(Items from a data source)

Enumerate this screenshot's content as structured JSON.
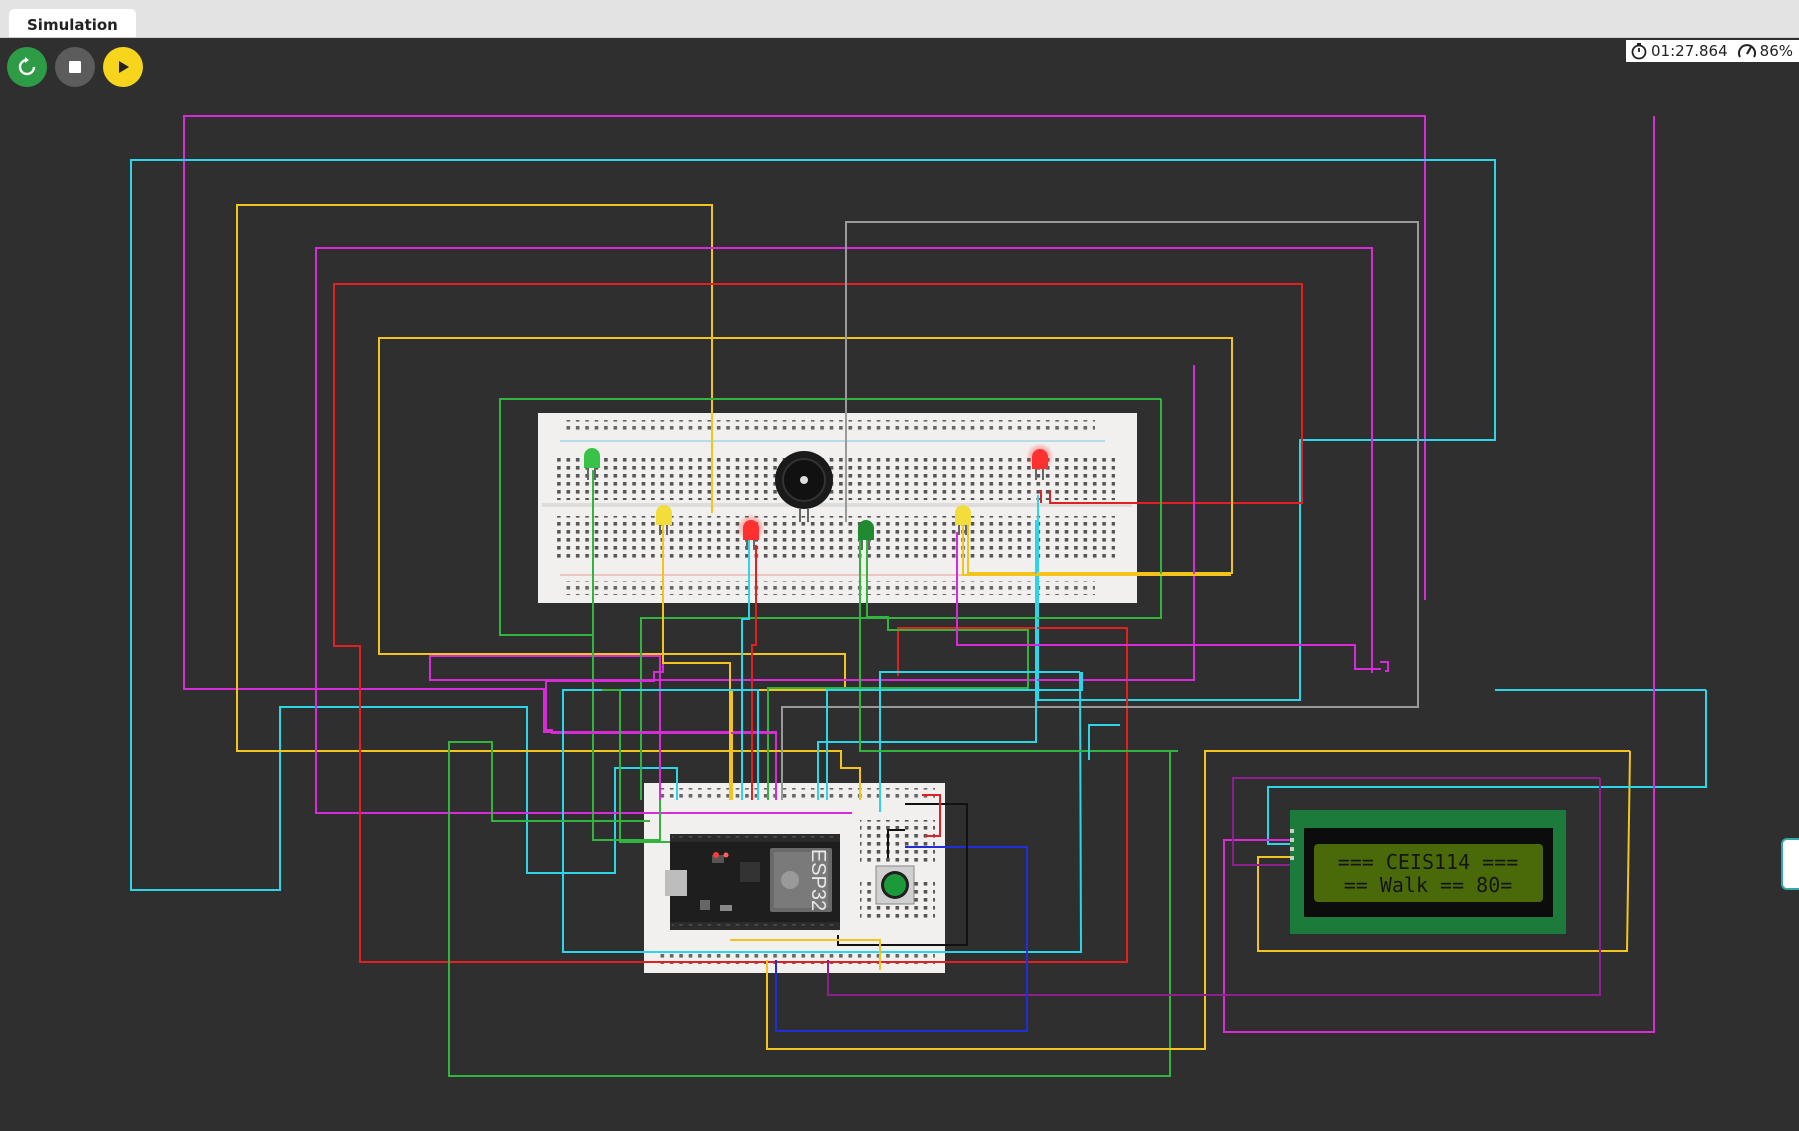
{
  "tabs": [
    {
      "label": "Simulation",
      "active": true
    }
  ],
  "toolbar": {
    "restart_icon": "restart-icon",
    "stop_icon": "stop-icon",
    "play_icon": "play-icon"
  },
  "status": {
    "time": "01:27.864",
    "speed": "86%",
    "time_icon": "stopwatch-icon",
    "speed_icon": "speedometer-icon"
  },
  "chip": {
    "label": "ESP32"
  },
  "lcd": {
    "line1": "=== CEIS114 ===",
    "line2": "== Walk ==  80="
  },
  "components": {
    "leds": [
      {
        "color": "green",
        "lit": false
      },
      {
        "color": "yellow",
        "lit": false
      },
      {
        "color": "red",
        "lit": true
      },
      {
        "color": "green",
        "lit": false
      },
      {
        "color": "yellow",
        "lit": false
      },
      {
        "color": "red",
        "lit": true
      }
    ],
    "buzzer": "buzzer",
    "button_color": "green"
  },
  "colors": {
    "background": "#2f2f2f",
    "tabbar": "#e3e3e3",
    "restart": "#2e9c46",
    "stop": "#5c5c5c",
    "play": "#f7d51d",
    "lcd_board": "#1c7a3a",
    "lcd_screen": "#4a6a0a",
    "wire_cyan": "#2cd6e8",
    "wire_magenta": "#d62bd6",
    "wire_yellow": "#f2c41c",
    "wire_red": "#e22020",
    "wire_green": "#31b53e",
    "wire_gray": "#9a9a9a",
    "wire_blue": "#1f2ed8",
    "wire_black": "#111111"
  }
}
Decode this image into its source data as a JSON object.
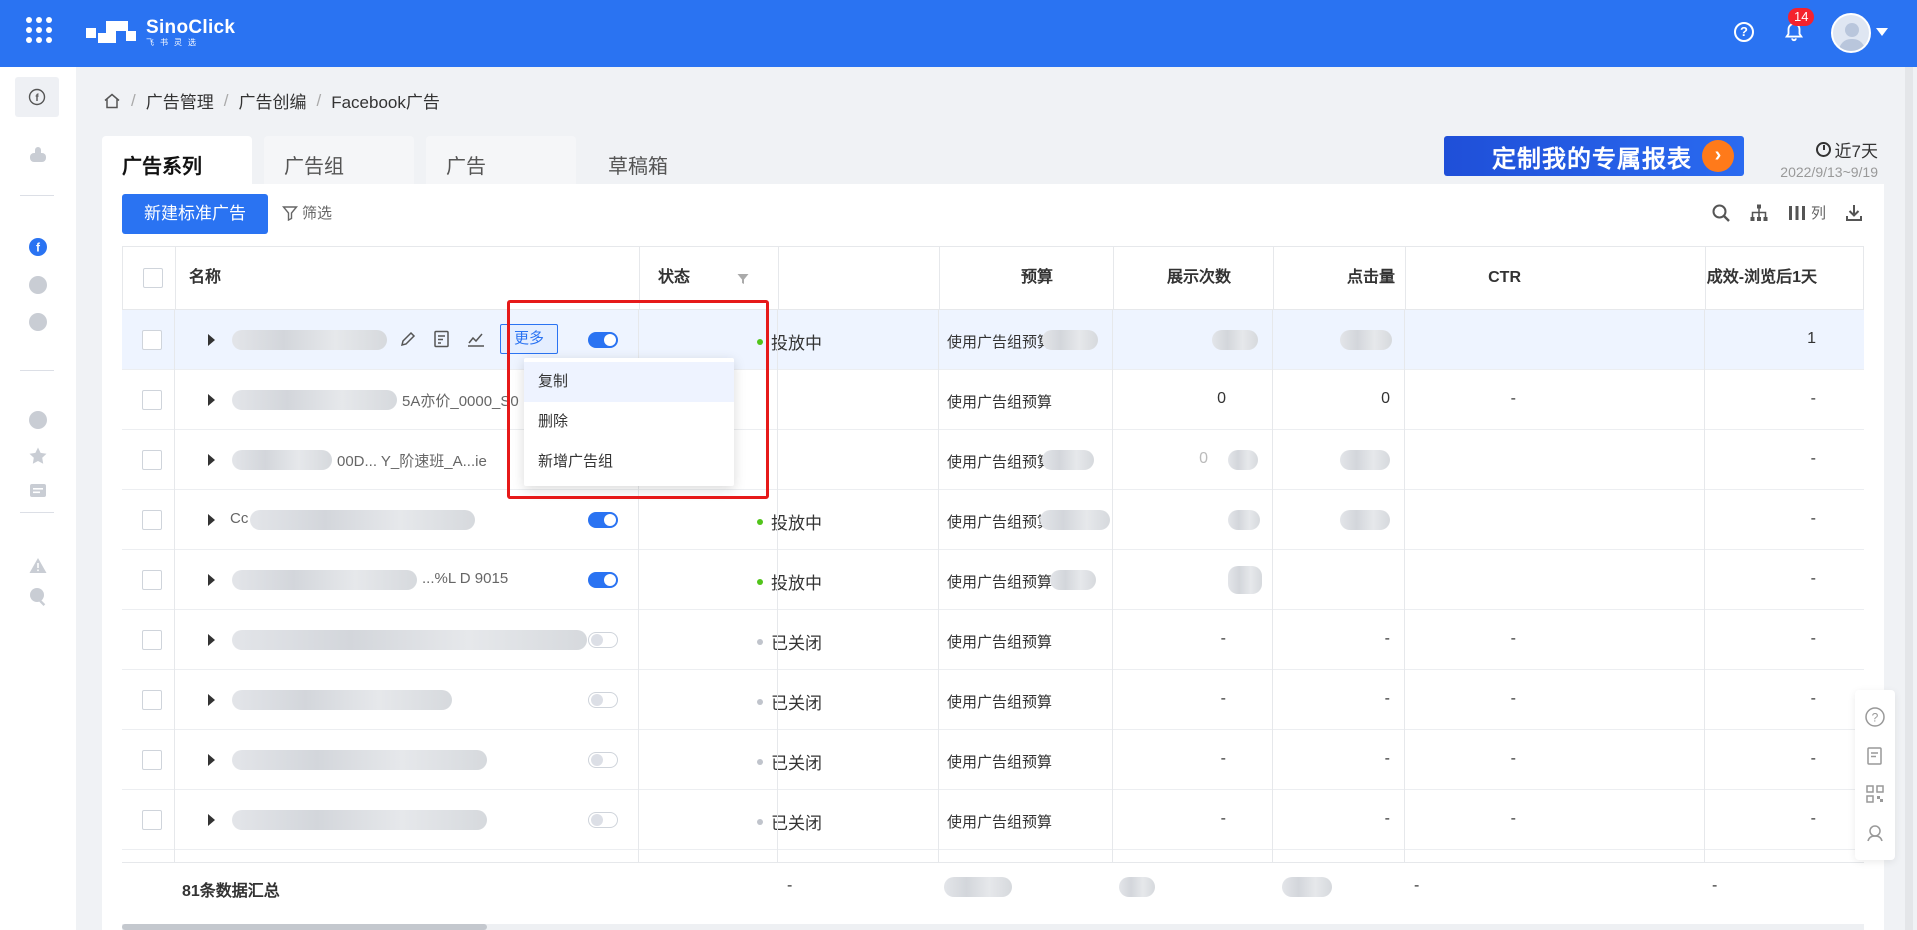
{
  "app": {
    "logo_main": "SinoClick",
    "logo_sub": "飞书灵选",
    "notifications": "14"
  },
  "breadcrumb": [
    "广告管理",
    "广告创编",
    "Facebook广告"
  ],
  "tabs": [
    {
      "label": "广告系列",
      "active": true
    },
    {
      "label": "广告组",
      "active": false
    },
    {
      "label": "广告",
      "active": false
    },
    {
      "label": "草稿箱",
      "active": false
    }
  ],
  "banner": {
    "text": "定制我的专属报表"
  },
  "date_range": {
    "label": "近7天",
    "range": "2022/9/13~9/19"
  },
  "toolbar": {
    "new_button": "新建标准广告",
    "filter": "筛选",
    "columns": "列"
  },
  "table": {
    "headers": {
      "name": "名称",
      "status": "状态",
      "budget": "预算",
      "impressions": "展示次数",
      "clicks": "点击量",
      "ctr": "CTR",
      "results": "成效-浏览后1天"
    },
    "more_button": "更多",
    "rows": [
      {
        "name": "",
        "status": "投放中",
        "budget": "使用广告组预算",
        "impressions": "",
        "clicks": "",
        "ctr": "",
        "results": "1"
      },
      {
        "name": "5A亦价_0000_S0",
        "status": "",
        "budget": "使用广告组预算",
        "impressions": "0",
        "clicks": "0",
        "ctr": "-",
        "results": "-"
      },
      {
        "name": "00D... Y_阶速班_A...ie",
        "status": "",
        "budget": "使用广告组预算",
        "impressions": "0",
        "clicks": "",
        "ctr": "",
        "results": "-"
      },
      {
        "name": "Cc",
        "status": "投放中",
        "budget": "使用广告组预算",
        "impressions": "",
        "clicks": "",
        "ctr": "",
        "results": "-"
      },
      {
        "name": "...%L D 9015",
        "status": "投放中",
        "budget": "使用广告组预算",
        "impressions": "",
        "clicks": "",
        "ctr": "",
        "results": "-"
      },
      {
        "name": "",
        "status": "已关闭",
        "budget": "使用广告组预算",
        "impressions": "-",
        "clicks": "-",
        "ctr": "-",
        "results": "-"
      },
      {
        "name": "",
        "status": "已关闭",
        "budget": "使用广告组预算",
        "impressions": "-",
        "clicks": "-",
        "ctr": "-",
        "results": "-"
      },
      {
        "name": "",
        "status": "已关闭",
        "budget": "使用广告组预算",
        "impressions": "-",
        "clicks": "-",
        "ctr": "-",
        "results": "-"
      },
      {
        "name": "",
        "status": "已关闭",
        "budget": "使用广告组预算",
        "impressions": "-",
        "clicks": "-",
        "ctr": "-",
        "results": "-"
      }
    ],
    "summary": {
      "label": "81条数据汇总",
      "budget": "-",
      "ctr": "-",
      "results": "-"
    }
  },
  "dropdown": {
    "items": [
      "复制",
      "删除",
      "新增广告组"
    ]
  }
}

WHAT TO PRODUCE: Isolate the lines above that contain the word "icon" and copy them.

SOLUTION TO THE PROBLEM:
    "restart_icon": "restart-icon",
    "stop_icon": "stop-icon",
    "play_icon": "play-icon"
    "time_icon": "stopwatch-icon",
    "speed_icon": "speedometer-icon"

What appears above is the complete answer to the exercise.